── RECORDS SHOWN ──

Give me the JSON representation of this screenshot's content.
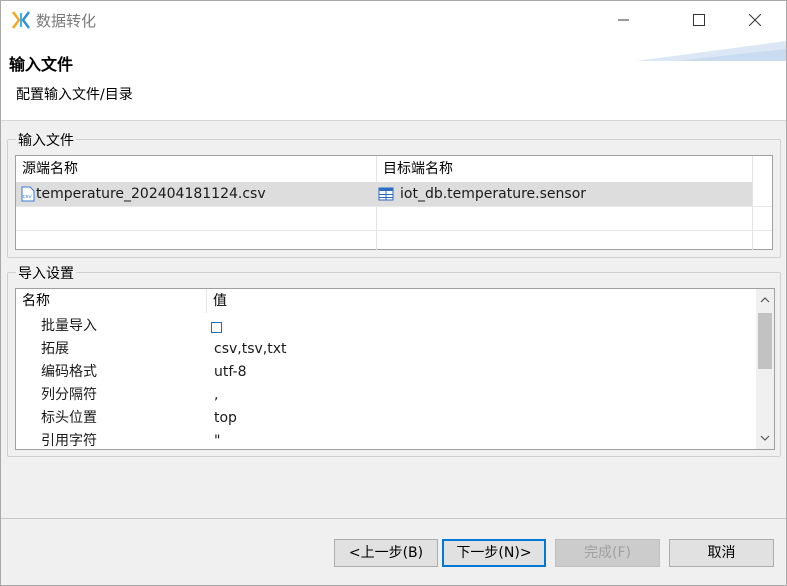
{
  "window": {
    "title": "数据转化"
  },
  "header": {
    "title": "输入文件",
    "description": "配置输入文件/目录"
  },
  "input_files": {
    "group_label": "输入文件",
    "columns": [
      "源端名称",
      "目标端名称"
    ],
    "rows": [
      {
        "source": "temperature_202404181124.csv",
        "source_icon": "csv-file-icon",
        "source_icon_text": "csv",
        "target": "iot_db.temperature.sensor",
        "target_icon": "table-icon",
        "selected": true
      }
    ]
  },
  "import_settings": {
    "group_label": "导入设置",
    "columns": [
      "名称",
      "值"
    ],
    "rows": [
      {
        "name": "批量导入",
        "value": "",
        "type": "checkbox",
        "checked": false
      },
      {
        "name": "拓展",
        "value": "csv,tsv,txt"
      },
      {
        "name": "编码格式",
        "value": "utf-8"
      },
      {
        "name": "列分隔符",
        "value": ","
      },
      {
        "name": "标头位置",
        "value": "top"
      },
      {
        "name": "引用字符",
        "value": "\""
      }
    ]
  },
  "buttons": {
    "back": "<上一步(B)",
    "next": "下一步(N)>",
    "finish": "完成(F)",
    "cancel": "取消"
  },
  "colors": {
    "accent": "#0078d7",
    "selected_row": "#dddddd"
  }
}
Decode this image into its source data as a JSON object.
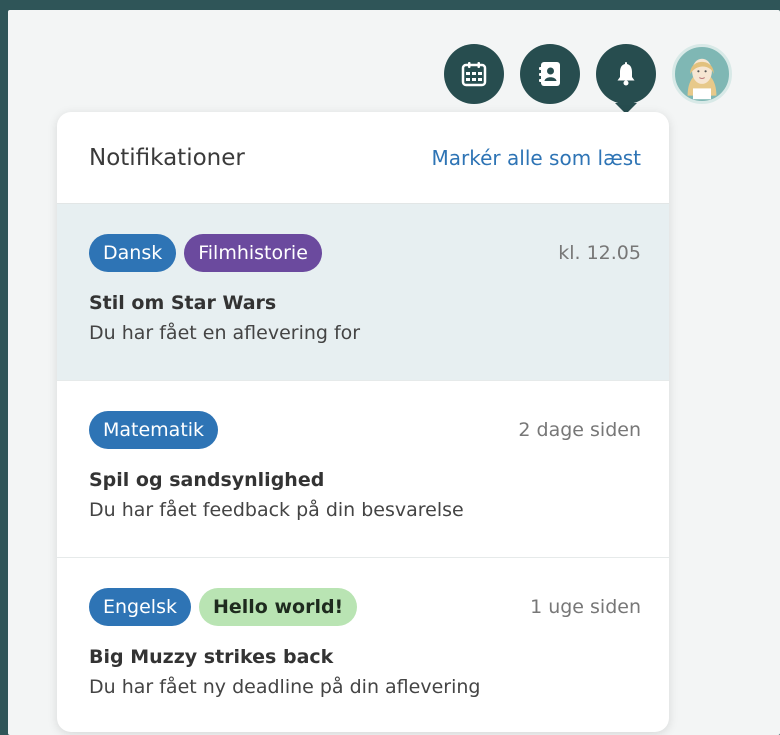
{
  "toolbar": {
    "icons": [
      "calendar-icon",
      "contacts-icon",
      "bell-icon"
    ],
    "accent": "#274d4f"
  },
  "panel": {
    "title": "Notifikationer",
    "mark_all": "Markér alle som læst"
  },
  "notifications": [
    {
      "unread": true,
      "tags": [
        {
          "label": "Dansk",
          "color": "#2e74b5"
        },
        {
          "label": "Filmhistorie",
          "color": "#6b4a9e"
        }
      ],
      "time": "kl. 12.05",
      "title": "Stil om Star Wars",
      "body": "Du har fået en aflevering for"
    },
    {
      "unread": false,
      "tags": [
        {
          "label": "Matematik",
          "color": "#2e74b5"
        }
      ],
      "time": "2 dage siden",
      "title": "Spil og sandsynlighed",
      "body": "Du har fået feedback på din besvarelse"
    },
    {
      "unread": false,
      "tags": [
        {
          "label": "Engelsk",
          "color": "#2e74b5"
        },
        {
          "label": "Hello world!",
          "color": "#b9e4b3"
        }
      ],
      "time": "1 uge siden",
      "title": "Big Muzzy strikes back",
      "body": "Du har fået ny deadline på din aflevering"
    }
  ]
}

───

## OBJECTIVE
Every line of the material is to be quoted exactly, with no pictures carried over.

## SOLUTION TO THIS PROBLEM
Give me the JSON representation of this screenshot's content.
{
  "window": {
    "title": "数据转化"
  },
  "header": {
    "title": "输入文件",
    "description": "配置输入文件/目录"
  },
  "input_files": {
    "group_label": "输入文件",
    "columns": [
      "源端名称",
      "目标端名称"
    ],
    "rows": [
      {
        "source": "temperature_202404181124.csv",
        "source_icon": "csv-file-icon",
        "source_icon_text": "csv",
        "target": "iot_db.temperature.sensor",
        "target_icon": "table-icon",
        "selected": true
      }
    ]
  },
  "import_settings": {
    "group_label": "导入设置",
    "columns": [
      "名称",
      "值"
    ],
    "rows": [
      {
        "name": "批量导入",
        "value": "",
        "type": "checkbox",
        "checked": false
      },
      {
        "name": "拓展",
        "value": "csv,tsv,txt"
      },
      {
        "name": "编码格式",
        "value": "utf-8"
      },
      {
        "name": "列分隔符",
        "value": ","
      },
      {
        "name": "标头位置",
        "value": "top"
      },
      {
        "name": "引用字符",
        "value": "\""
      }
    ]
  },
  "buttons": {
    "back": "<上一步(B)",
    "next": "下一步(N)>",
    "finish": "完成(F)",
    "cancel": "取消"
  },
  "colors": {
    "accent": "#0078d7",
    "selected_row": "#dddddd"
  }
}
Decode this image into its source data as a JSON object.
{
  "toolbar": {
    "icons": [
      "calendar-icon",
      "contacts-icon",
      "bell-icon"
    ],
    "accent": "#274d4f"
  },
  "panel": {
    "title": "Notifikationer",
    "mark_all": "Markér alle som læst"
  },
  "notifications": [
    {
      "unread": true,
      "tags": [
        {
          "label": "Dansk",
          "color": "#2e74b5"
        },
        {
          "label": "Filmhistorie",
          "color": "#6b4a9e"
        }
      ],
      "time": "kl. 12.05",
      "title": "Stil om Star Wars",
      "body": "Du har fået en aflevering for"
    },
    {
      "unread": false,
      "tags": [
        {
          "label": "Matematik",
          "color": "#2e74b5"
        }
      ],
      "time": "2 dage siden",
      "title": "Spil og sandsynlighed",
      "body": "Du har fået feedback på din besvarelse"
    },
    {
      "unread": false,
      "tags": [
        {
          "label": "Engelsk",
          "color": "#2e74b5"
        },
        {
          "label": "Hello world!",
          "color": "#b9e4b3"
        }
      ],
      "time": "1 uge siden",
      "title": "Big Muzzy strikes back",
      "body": "Du har fået ny deadline på din aflevering"
    }
  ]
}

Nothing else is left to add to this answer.